- WHAT YOU WILL DO
Extract the full set of records, then give each one again exactly.

Stored items from a collection:
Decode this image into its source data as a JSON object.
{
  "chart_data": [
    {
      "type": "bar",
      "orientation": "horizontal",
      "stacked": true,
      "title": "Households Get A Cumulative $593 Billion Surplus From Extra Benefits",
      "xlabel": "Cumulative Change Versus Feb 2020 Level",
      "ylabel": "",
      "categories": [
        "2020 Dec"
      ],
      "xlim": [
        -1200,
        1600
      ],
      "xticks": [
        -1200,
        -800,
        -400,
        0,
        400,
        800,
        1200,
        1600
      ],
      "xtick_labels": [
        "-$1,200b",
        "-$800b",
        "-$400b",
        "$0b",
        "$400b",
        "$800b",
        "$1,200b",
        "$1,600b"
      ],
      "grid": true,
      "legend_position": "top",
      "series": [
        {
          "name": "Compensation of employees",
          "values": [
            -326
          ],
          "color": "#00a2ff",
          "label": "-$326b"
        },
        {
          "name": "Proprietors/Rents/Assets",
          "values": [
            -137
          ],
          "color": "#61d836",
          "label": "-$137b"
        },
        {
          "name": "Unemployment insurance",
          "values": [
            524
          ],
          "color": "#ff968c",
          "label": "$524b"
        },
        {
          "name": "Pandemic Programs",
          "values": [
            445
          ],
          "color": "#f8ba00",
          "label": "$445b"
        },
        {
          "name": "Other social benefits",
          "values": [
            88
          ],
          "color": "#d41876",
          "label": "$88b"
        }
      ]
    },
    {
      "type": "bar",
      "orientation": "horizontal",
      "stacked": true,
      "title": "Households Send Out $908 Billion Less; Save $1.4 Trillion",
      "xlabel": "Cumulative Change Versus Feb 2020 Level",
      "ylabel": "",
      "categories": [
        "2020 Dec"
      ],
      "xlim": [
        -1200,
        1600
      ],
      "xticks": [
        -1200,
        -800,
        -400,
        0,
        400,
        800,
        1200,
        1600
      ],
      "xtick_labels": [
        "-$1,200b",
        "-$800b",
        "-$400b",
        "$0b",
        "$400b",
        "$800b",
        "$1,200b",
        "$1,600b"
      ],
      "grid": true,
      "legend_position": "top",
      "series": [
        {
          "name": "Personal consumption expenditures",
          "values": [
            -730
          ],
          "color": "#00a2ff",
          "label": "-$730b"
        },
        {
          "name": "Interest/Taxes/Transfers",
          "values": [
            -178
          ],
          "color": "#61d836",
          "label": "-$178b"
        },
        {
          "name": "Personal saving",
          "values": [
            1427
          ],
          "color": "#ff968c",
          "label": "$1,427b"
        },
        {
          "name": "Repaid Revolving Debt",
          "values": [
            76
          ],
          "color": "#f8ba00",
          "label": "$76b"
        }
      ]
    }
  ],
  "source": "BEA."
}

- FINISHED TASK
Decode this image into its source data as a JSON object.
{
  "chart_data": [
    {
      "type": "bar",
      "orientation": "horizontal",
      "stacked": true,
      "title": "Households Get A Cumulative $593 Billion Surplus From Extra Benefits",
      "xlabel": "Cumulative Change Versus Feb 2020 Level",
      "ylabel": "",
      "categories": [
        "2020 Dec"
      ],
      "xlim": [
        -1200,
        1600
      ],
      "xticks": [
        -1200,
        -800,
        -400,
        0,
        400,
        800,
        1200,
        1600
      ],
      "xtick_labels": [
        "-$1,200b",
        "-$800b",
        "-$400b",
        "$0b",
        "$400b",
        "$800b",
        "$1,200b",
        "$1,600b"
      ],
      "grid": true,
      "legend_position": "top",
      "series": [
        {
          "name": "Compensation of employees",
          "values": [
            -326
          ],
          "color": "#00a2ff",
          "label": "-$326b"
        },
        {
          "name": "Proprietors/Rents/Assets",
          "values": [
            -137
          ],
          "color": "#61d836",
          "label": "-$137b"
        },
        {
          "name": "Unemployment insurance",
          "values": [
            524
          ],
          "color": "#ff968c",
          "label": "$524b"
        },
        {
          "name": "Pandemic Programs",
          "values": [
            445
          ],
          "color": "#f8ba00",
          "label": "$445b"
        },
        {
          "name": "Other social benefits",
          "values": [
            88
          ],
          "color": "#d41876",
          "label": "$88b"
        }
      ]
    },
    {
      "type": "bar",
      "orientation": "horizontal",
      "stacked": true,
      "title": "Households Send Out $908 Billion Less; Save $1.4 Trillion",
      "xlabel": "Cumulative Change Versus Feb 2020 Level",
      "ylabel": "",
      "categories": [
        "2020 Dec"
      ],
      "xlim": [
        -1200,
        1600
      ],
      "xticks": [
        -1200,
        -800,
        -400,
        0,
        400,
        800,
        1200,
        1600
      ],
      "xtick_labels": [
        "-$1,200b",
        "-$800b",
        "-$400b",
        "$0b",
        "$400b",
        "$800b",
        "$1,200b",
        "$1,600b"
      ],
      "grid": true,
      "legend_position": "top",
      "series": [
        {
          "name": "Personal consumption expenditures",
          "values": [
            -730
          ],
          "color": "#00a2ff",
          "label": "-$730b"
        },
        {
          "name": "Interest/Taxes/Transfers",
          "values": [
            -178
          ],
          "color": "#61d836",
          "label": "-$178b"
        },
        {
          "name": "Personal saving",
          "values": [
            1427
          ],
          "color": "#ff968c",
          "label": "$1,427b"
        },
        {
          "name": "Repaid Revolving Debt",
          "values": [
            76
          ],
          "color": "#f8ba00",
          "label": "$76b"
        }
      ]
    }
  ],
  "source": "BEA."
}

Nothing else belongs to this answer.